▶ _INPUT_:
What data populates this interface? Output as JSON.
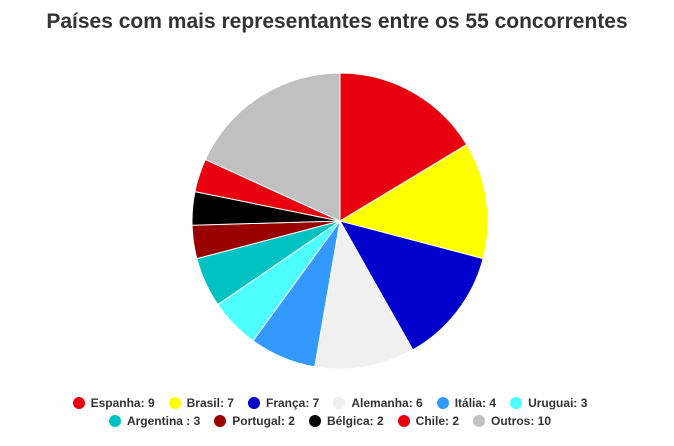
{
  "chart_data": {
    "type": "pie",
    "title": "Países com mais representantes entre os 55 concorrentes",
    "slices": [
      {
        "label": "Espanha",
        "value": 9,
        "color": "#e8000e"
      },
      {
        "label": "Brasil",
        "value": 7,
        "color": "#ffff00"
      },
      {
        "label": "França",
        "value": 7,
        "color": "#0000cc"
      },
      {
        "label": "Alemanha",
        "value": 6,
        "color": "#f0f0f0"
      },
      {
        "label": "Itália",
        "value": 4,
        "color": "#3399ff"
      },
      {
        "label": "Uruguai",
        "value": 3,
        "color": "#4dffff"
      },
      {
        "label": "Argentina ",
        "value": 3,
        "color": "#00c2c2"
      },
      {
        "label": "Portugal",
        "value": 2,
        "color": "#990000"
      },
      {
        "label": "Bélgica",
        "value": 2,
        "color": "#000000"
      },
      {
        "label": "Chile",
        "value": 2,
        "color": "#e8000e"
      },
      {
        "label": "Outros",
        "value": 10,
        "color": "#c0c0c0"
      }
    ],
    "legend_position": "bottom"
  },
  "legend": {
    "items": [
      {
        "text": "Espanha: 9"
      },
      {
        "text": "Brasil: 7"
      },
      {
        "text": "França: 7"
      },
      {
        "text": "Alemanha: 6"
      },
      {
        "text": "Itália: 4"
      },
      {
        "text": "Uruguai: 3"
      },
      {
        "text": "Argentina : 3"
      },
      {
        "text": "Portugal: 2"
      },
      {
        "text": "Bélgica: 2"
      },
      {
        "text": "Chile: 2"
      },
      {
        "text": "Outros: 10"
      }
    ]
  }
}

▶ _INSTRUCTIONS TO FOLLOW_:
Transcribe the material exactly, leaving every picture out.

▶ _IN RESPONSE_:
What data populates this interface? Output as JSON.
{
  "chart_data": {
    "type": "pie",
    "title": "Países com mais representantes entre os 55 concorrentes",
    "slices": [
      {
        "label": "Espanha",
        "value": 9,
        "color": "#e8000e"
      },
      {
        "label": "Brasil",
        "value": 7,
        "color": "#ffff00"
      },
      {
        "label": "França",
        "value": 7,
        "color": "#0000cc"
      },
      {
        "label": "Alemanha",
        "value": 6,
        "color": "#f0f0f0"
      },
      {
        "label": "Itália",
        "value": 4,
        "color": "#3399ff"
      },
      {
        "label": "Uruguai",
        "value": 3,
        "color": "#4dffff"
      },
      {
        "label": "Argentina ",
        "value": 3,
        "color": "#00c2c2"
      },
      {
        "label": "Portugal",
        "value": 2,
        "color": "#990000"
      },
      {
        "label": "Bélgica",
        "value": 2,
        "color": "#000000"
      },
      {
        "label": "Chile",
        "value": 2,
        "color": "#e8000e"
      },
      {
        "label": "Outros",
        "value": 10,
        "color": "#c0c0c0"
      }
    ],
    "legend_position": "bottom"
  },
  "legend": {
    "items": [
      {
        "text": "Espanha: 9"
      },
      {
        "text": "Brasil: 7"
      },
      {
        "text": "França: 7"
      },
      {
        "text": "Alemanha: 6"
      },
      {
        "text": "Itália: 4"
      },
      {
        "text": "Uruguai: 3"
      },
      {
        "text": "Argentina : 3"
      },
      {
        "text": "Portugal: 2"
      },
      {
        "text": "Bélgica: 2"
      },
      {
        "text": "Chile: 2"
      },
      {
        "text": "Outros: 10"
      }
    ]
  }
}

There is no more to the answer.